=== Directive ===
Show all lines holding the string "טבלתי".

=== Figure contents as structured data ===
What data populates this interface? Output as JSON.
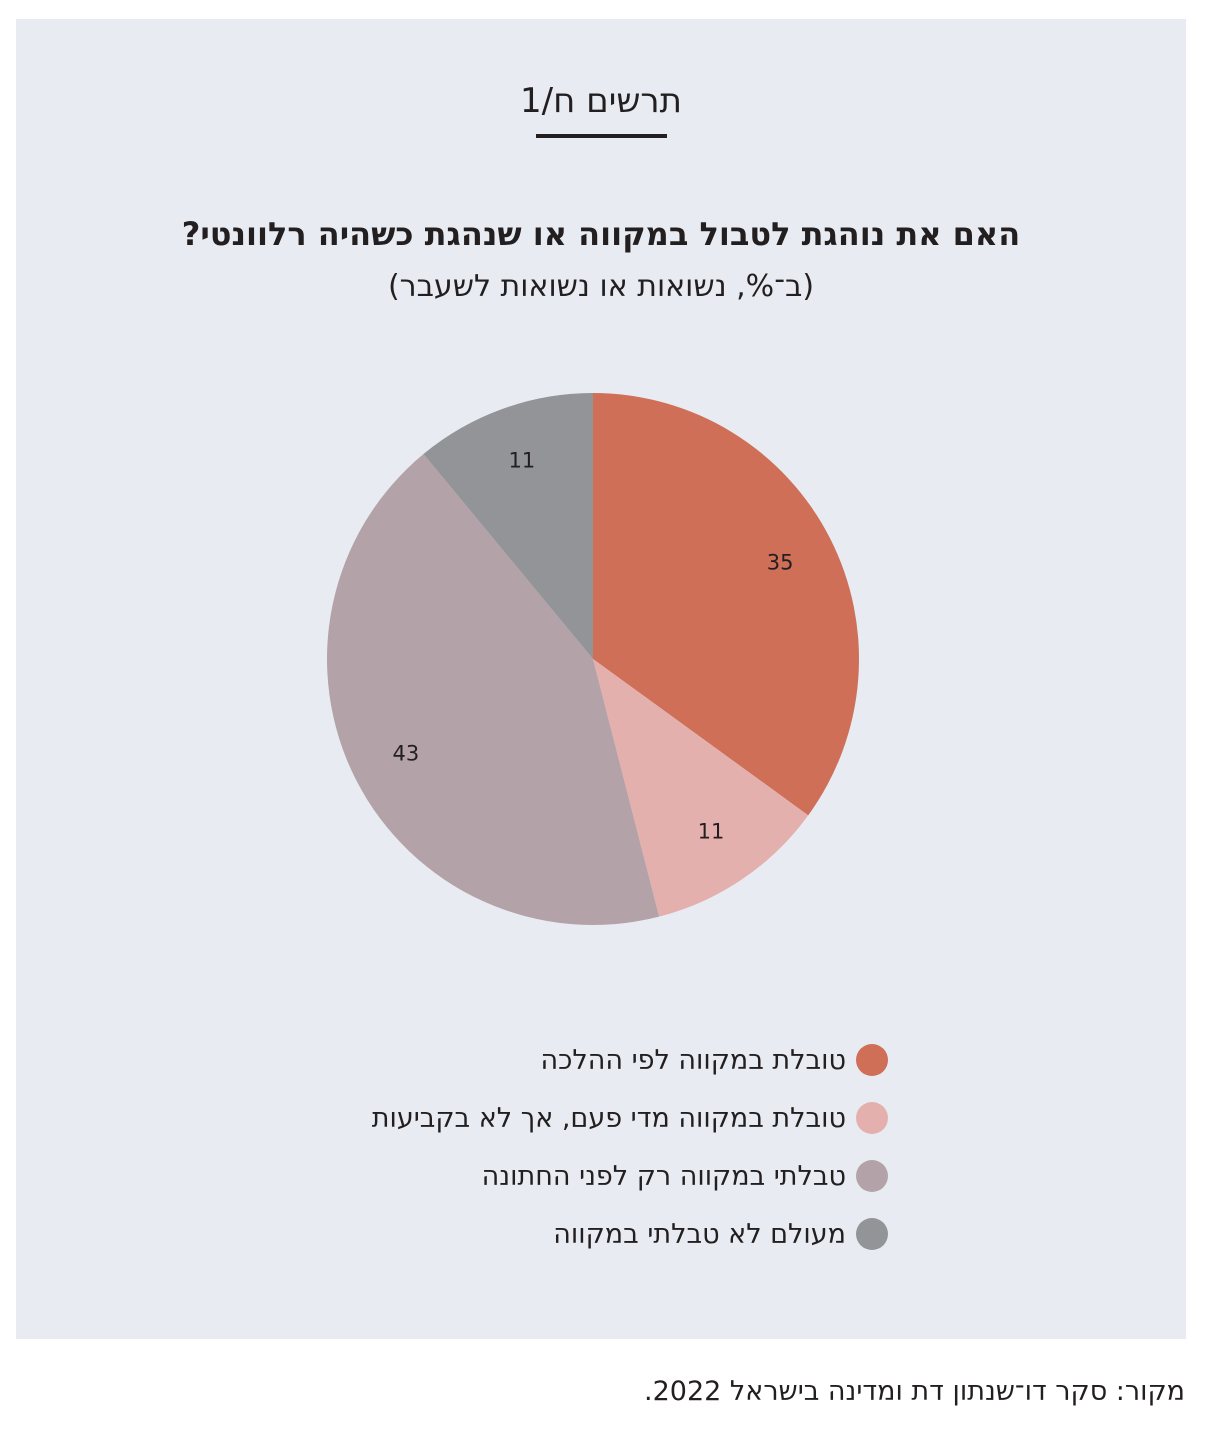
{
  "figure_label": "תרשים ח/1",
  "source": "מקור: סקר דו־שנתון דת ומדינה בישראל 2022.",
  "chart_data": {
    "type": "pie",
    "title": "האם את נוהגת לטבול במקווה או שנהגת כשהיה רלוונטי?",
    "subtitle": "(ב־%, נשואות או נשואות לשעבר)",
    "unit": "%",
    "legend_position": "bottom",
    "slices": [
      {
        "label": "טובלת במקווה לפי ההלכה",
        "value": 35,
        "color": "#cf6f58"
      },
      {
        "label": "טובלת במקווה מדי פעם, אך לא בקביעות",
        "value": 11,
        "color": "#e4b0ae"
      },
      {
        "label": "טבלתי במקווה רק לפני החתונה",
        "value": 43,
        "color": "#b3a3a8"
      },
      {
        "label": "מעולם לא טבלתי במקווה",
        "value": 11,
        "color": "#929497"
      }
    ]
  }
}
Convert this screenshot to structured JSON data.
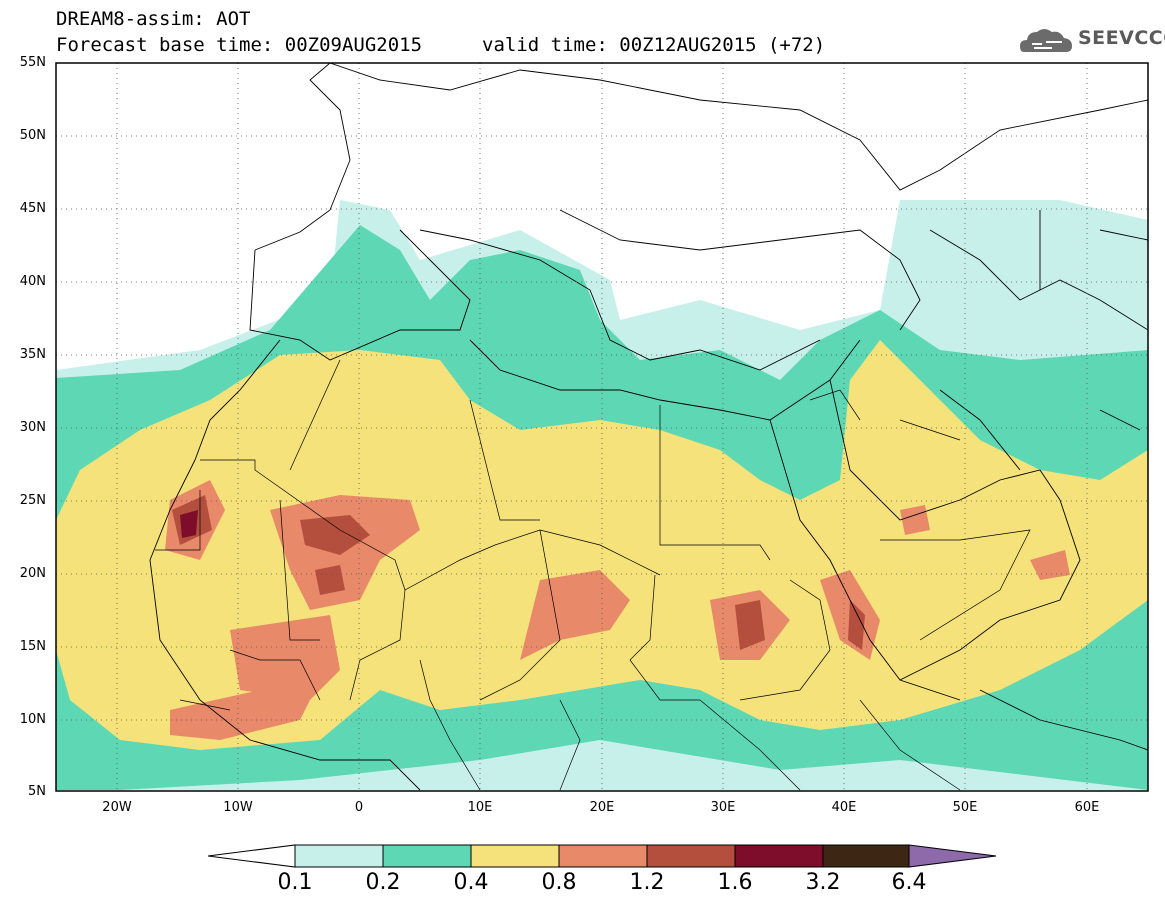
{
  "header": {
    "title_line1": "DREAM8-assim: AOT",
    "title_line2": "Forecast base time: 00Z09AUG2015",
    "valid_time": "valid time: 00Z12AUG2015 (+72)"
  },
  "logo": {
    "text": "SEEVCCC",
    "icon": "cloud-icon"
  },
  "axes": {
    "lat_labels": [
      "55N",
      "50N",
      "45N",
      "40N",
      "35N",
      "30N",
      "25N",
      "20N",
      "15N",
      "10N",
      "5N"
    ],
    "lon_labels": [
      "20W",
      "10W",
      "0",
      "10E",
      "20E",
      "30E",
      "40E",
      "50E",
      "60E"
    ]
  },
  "colorbar": {
    "labels": [
      "0.1",
      "0.2",
      "0.4",
      "0.8",
      "1.2",
      "1.6",
      "3.2",
      "6.4"
    ],
    "colors": [
      "#c8f0ea",
      "#5ed8b4",
      "#f5e27a",
      "#e8896a",
      "#b44f3e",
      "#7d0d2a",
      "#3d2714",
      "#8e6aab"
    ]
  }
}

=== Correct output ===
        "label": "טבלתי במקווה רק לפני החתונה",
        "label": "מעולם לא טבלתי במקווה",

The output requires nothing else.